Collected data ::
——
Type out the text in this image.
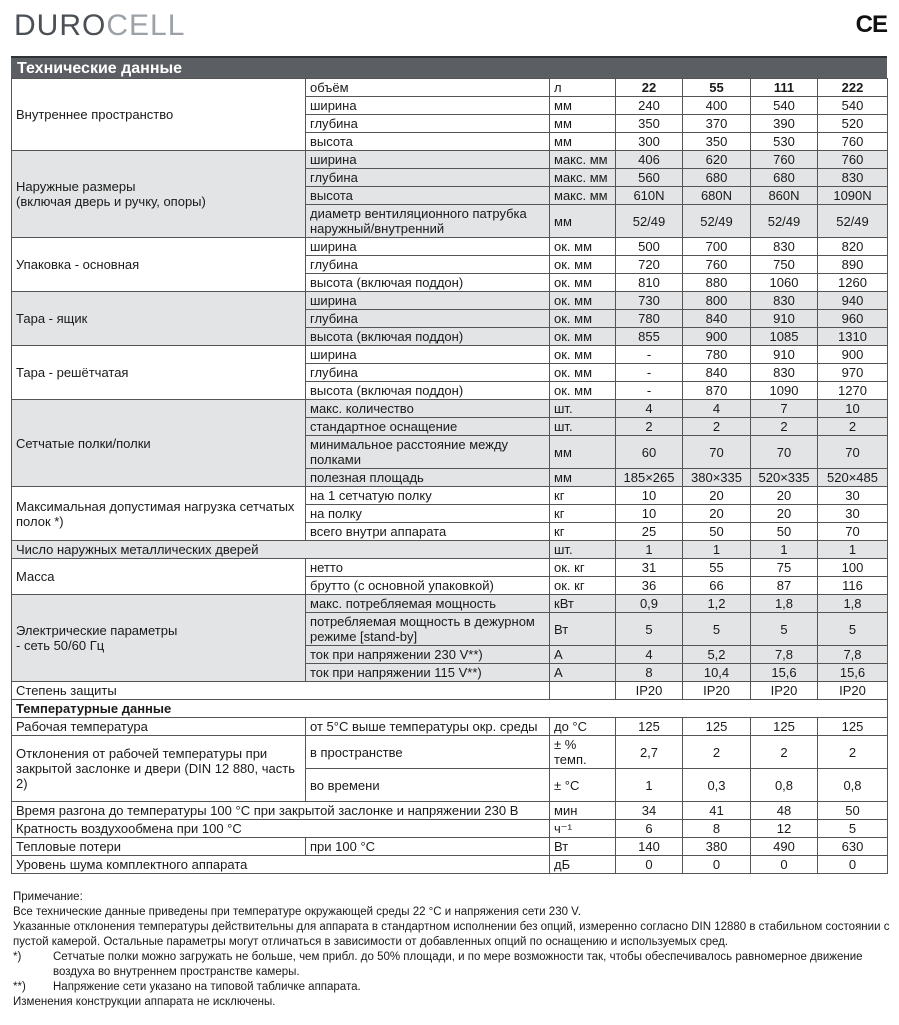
DUROCELL	CE
Технические данные
Внутреннее пространство	объём	л	22	55	111	222
	ширина	мм	240	400	540	540
	глубина	мм	350	370	390	520
	высота	мм	300	350	530	760
Наружные размеры
(включая дверь и ручку, опоры)	ширина	макс. мм	406	620	760	760
	глубина	макс. мм	560	680	680	830
	высота	макс. мм	610N	680N	860N	1090N
	диаметр вентиляционного патрубка наружный/внутренний	мм	52/49	52/49	52/49	52/49
Упаковка - основная	ширина	ок. мм	500	700	830	820
	глубина	ок. мм	720	760	750	890
	высота (включая поддон)	ок. мм	810	880	1060	1260
Тара - ящик	ширина	ок. мм	730	800	830	940
	глубина	ок. мм	780	840	910	960
	высота (включая поддон)	ок. мм	855	900	1085	1310
Тара - решётчатая	ширина	ок. мм	-	780	910	900
	глубина	ок. мм	-	840	830	970
	высота (включая поддон)	ок. мм	-	870	1090	1270
Сетчатые полки/полки	макс. количество	шт.	4	4	7	10
	стандартное оснащение	шт.	2	2	2	2
	минимальное расстояние между полками	мм	60	70	70	70
	полезная площадь	мм	185×265	380×335	520×335	520×485
Максимальная допустимая нагрузка сетчатых полок *)	на 1 сетчатую полку	кг	10	20	20	30
	на полку	кг	10	20	20	30
	всего внутри аппарата	кг	25	50	50	70
Число наружных металлических дверей		шт.	1	1	1	1
Масса	нетто	ок. кг	31	55	75	100
	брутто (с основной упаковкой)	ок. кг	36	66	87	116
Электрические параметры
- сеть 50/60 Гц	макс. потребляемая мощность	кВт	0,9	1,2	1,8	1,8
	потребляемая мощность в дежурном режиме [stand-by]	Вт	5	5	5	5
	ток при напряжении 230 V**)	A	4	5,2	7,8	7,8
	ток при напряжении 115 V**)	A	8	10,4	15,6	15,6
Степень защиты			IP20	IP20	IP20	IP20
Температурные данные						
Рабочая температура	от 5°С выше температуры окр. среды	до °С	125	125	125	125
Отклонения от рабочей температуры при закрытой заслонке и двери (DIN 12 880, часть 2)	в пространстве	± % темп.	2,7	2	2	2
	во времени	± °С	1	0,3	0,8	0,8
Время разгона до температуры 100 °С при закрытой заслонке и напряжении 230 В		мин	34	41	48	50
Кратность воздухообмена при 100 °С		ч⁻¹	6	8	12	5
Тепловые потери	при 100 °С	Вт	140	380	490	630
Уровень шума комплектного аппарата		дБ	0	0	0	0
Примечание:
Все технические данные приведены при температуре окружающей среды 22 °С и напряжения сети 230 V.
Указанные отклонения температуры действительны для аппарата в стандартном исполнении без опций, измеренно согласно DIN 12880 в стабильном состоянии с пустой камерой. Остальные параметры могут отличаться в зависимости от добавленных опций по оснащению и используемых сред.
*)	Сетчатые полки можно загружать не больше, чем прибл. до 50% площади, и по мере возможности так, чтобы обеспечивалось равномерное движение воздуха во внутреннем пространстве камеры.
**)	Напряжение сети указано на типовой табличке аппарата.
Изменения конструкции аппарата не исключены.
——
Task description ::
From the records above, pull out every line containing the word "температуры".

Response to this task ::
Рабочая температура	от 5°С выше температуры окр. среды	до °С	125	125	125	125
Отклонения от рабочей температуры при закрытой заслонке и двери (DIN 12 880, часть 2)	в пространстве	± % темп.	2,7	2	2	2
Время разгона до температуры 100 °С при закрытой заслонке и напряжении 230 В		мин	34	41	48	50
Указанные отклонения температуры действительны для аппарата в стандартном исполнении без опций, измеренно согласно DIN 12880 в стабильном состоянии с пустой камерой. Остальные параметры могут отличаться в зависимости от добавленных опций по оснащению и используемых сред.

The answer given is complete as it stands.